* Begin *

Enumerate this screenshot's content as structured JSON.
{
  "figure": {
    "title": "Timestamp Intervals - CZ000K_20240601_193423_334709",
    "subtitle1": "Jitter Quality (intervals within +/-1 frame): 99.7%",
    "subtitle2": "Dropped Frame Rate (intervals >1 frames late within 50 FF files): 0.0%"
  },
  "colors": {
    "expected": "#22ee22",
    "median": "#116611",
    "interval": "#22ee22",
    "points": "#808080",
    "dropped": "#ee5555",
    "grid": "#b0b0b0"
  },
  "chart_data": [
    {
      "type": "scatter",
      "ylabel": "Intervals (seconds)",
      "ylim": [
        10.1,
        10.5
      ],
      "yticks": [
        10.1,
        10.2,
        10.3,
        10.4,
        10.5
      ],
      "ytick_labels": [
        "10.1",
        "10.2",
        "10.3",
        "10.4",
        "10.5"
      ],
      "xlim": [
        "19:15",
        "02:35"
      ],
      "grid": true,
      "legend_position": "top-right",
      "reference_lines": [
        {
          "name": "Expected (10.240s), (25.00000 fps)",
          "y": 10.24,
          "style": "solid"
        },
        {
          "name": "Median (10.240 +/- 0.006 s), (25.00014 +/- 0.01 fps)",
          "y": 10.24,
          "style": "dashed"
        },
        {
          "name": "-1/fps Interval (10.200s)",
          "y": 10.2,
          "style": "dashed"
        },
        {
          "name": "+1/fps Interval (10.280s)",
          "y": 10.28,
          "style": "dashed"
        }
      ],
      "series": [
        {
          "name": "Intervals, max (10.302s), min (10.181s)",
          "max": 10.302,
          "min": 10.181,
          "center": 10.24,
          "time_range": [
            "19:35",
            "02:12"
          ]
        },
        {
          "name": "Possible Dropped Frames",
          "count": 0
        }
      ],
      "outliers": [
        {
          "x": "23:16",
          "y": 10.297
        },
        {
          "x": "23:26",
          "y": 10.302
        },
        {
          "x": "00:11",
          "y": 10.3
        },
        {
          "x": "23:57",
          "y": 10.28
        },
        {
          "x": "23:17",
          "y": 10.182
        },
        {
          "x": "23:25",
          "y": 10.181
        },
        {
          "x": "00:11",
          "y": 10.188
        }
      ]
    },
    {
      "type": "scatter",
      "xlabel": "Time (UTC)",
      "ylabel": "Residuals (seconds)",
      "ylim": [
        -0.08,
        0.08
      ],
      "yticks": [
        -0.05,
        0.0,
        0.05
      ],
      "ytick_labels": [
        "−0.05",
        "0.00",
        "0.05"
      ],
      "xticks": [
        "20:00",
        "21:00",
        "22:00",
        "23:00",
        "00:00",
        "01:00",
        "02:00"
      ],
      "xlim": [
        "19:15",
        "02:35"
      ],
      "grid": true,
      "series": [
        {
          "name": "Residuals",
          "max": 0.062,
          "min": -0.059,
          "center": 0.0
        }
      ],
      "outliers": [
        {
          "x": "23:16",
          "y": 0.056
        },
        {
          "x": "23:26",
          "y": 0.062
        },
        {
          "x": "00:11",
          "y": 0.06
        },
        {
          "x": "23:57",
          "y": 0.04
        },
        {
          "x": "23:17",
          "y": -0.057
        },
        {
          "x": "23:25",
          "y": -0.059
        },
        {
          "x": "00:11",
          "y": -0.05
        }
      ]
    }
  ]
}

* End *

> **INSTRUCTIONS TO FOLLOW**
All entries shown above should be printed again exactly.

> **CORRECT RESULT**
Enumerate this screenshot's content as structured JSON.
{
  "figure": {
    "title": "Timestamp Intervals - CZ000K_20240601_193423_334709",
    "subtitle1": "Jitter Quality (intervals within +/-1 frame): 99.7%",
    "subtitle2": "Dropped Frame Rate (intervals >1 frames late within 50 FF files): 0.0%"
  },
  "colors": {
    "expected": "#22ee22",
    "median": "#116611",
    "interval": "#22ee22",
    "points": "#808080",
    "dropped": "#ee5555",
    "grid": "#b0b0b0"
  },
  "chart_data": [
    {
      "type": "scatter",
      "ylabel": "Intervals (seconds)",
      "ylim": [
        10.1,
        10.5
      ],
      "yticks": [
        10.1,
        10.2,
        10.3,
        10.4,
        10.5
      ],
      "ytick_labels": [
        "10.1",
        "10.2",
        "10.3",
        "10.4",
        "10.5"
      ],
      "xlim": [
        "19:15",
        "02:35"
      ],
      "grid": true,
      "legend_position": "top-right",
      "reference_lines": [
        {
          "name": "Expected (10.240s), (25.00000 fps)",
          "y": 10.24,
          "style": "solid"
        },
        {
          "name": "Median (10.240 +/- 0.006 s), (25.00014 +/- 0.01 fps)",
          "y": 10.24,
          "style": "dashed"
        },
        {
          "name": "-1/fps Interval (10.200s)",
          "y": 10.2,
          "style": "dashed"
        },
        {
          "name": "+1/fps Interval (10.280s)",
          "y": 10.28,
          "style": "dashed"
        }
      ],
      "series": [
        {
          "name": "Intervals, max (10.302s), min (10.181s)",
          "max": 10.302,
          "min": 10.181,
          "center": 10.24,
          "time_range": [
            "19:35",
            "02:12"
          ]
        },
        {
          "name": "Possible Dropped Frames",
          "count": 0
        }
      ],
      "outliers": [
        {
          "x": "23:16",
          "y": 10.297
        },
        {
          "x": "23:26",
          "y": 10.302
        },
        {
          "x": "00:11",
          "y": 10.3
        },
        {
          "x": "23:57",
          "y": 10.28
        },
        {
          "x": "23:17",
          "y": 10.182
        },
        {
          "x": "23:25",
          "y": 10.181
        },
        {
          "x": "00:11",
          "y": 10.188
        }
      ]
    },
    {
      "type": "scatter",
      "xlabel": "Time (UTC)",
      "ylabel": "Residuals (seconds)",
      "ylim": [
        -0.08,
        0.08
      ],
      "yticks": [
        -0.05,
        0.0,
        0.05
      ],
      "ytick_labels": [
        "−0.05",
        "0.00",
        "0.05"
      ],
      "xticks": [
        "20:00",
        "21:00",
        "22:00",
        "23:00",
        "00:00",
        "01:00",
        "02:00"
      ],
      "xlim": [
        "19:15",
        "02:35"
      ],
      "grid": true,
      "series": [
        {
          "name": "Residuals",
          "max": 0.062,
          "min": -0.059,
          "center": 0.0
        }
      ],
      "outliers": [
        {
          "x": "23:16",
          "y": 0.056
        },
        {
          "x": "23:26",
          "y": 0.062
        },
        {
          "x": "00:11",
          "y": 0.06
        },
        {
          "x": "23:57",
          "y": 0.04
        },
        {
          "x": "23:17",
          "y": -0.057
        },
        {
          "x": "23:25",
          "y": -0.059
        },
        {
          "x": "00:11",
          "y": -0.05
        }
      ]
    }
  ]
}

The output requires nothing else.